◆ DATASET ROWS:
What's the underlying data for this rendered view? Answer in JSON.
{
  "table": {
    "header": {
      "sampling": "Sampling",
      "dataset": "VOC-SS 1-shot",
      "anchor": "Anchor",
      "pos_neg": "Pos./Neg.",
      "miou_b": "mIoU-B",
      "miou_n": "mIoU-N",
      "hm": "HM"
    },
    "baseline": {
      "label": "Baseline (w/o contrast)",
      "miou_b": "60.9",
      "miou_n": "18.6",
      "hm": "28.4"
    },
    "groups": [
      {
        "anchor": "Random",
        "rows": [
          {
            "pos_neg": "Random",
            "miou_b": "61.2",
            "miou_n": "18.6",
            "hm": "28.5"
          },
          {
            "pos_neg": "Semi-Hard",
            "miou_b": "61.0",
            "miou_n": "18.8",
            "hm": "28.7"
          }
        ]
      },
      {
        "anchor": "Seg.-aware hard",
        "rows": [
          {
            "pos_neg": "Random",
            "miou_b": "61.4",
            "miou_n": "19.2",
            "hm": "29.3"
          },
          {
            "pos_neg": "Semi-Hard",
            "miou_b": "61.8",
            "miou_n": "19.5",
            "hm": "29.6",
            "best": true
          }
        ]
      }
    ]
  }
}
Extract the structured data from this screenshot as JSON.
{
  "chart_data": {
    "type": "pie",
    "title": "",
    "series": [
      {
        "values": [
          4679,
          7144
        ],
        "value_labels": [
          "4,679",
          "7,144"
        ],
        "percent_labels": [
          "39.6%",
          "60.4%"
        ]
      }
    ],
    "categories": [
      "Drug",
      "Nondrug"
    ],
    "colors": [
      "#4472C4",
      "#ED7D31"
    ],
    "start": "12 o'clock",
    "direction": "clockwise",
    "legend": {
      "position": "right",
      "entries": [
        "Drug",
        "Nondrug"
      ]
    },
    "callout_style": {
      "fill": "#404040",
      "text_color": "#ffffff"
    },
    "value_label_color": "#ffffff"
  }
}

◆ WHAT THE TASK REQUIRES: Work out how many lines in the records above contain the word "anchor", and reply with that number alone.

◆ ANSWER TO THE TASK: 3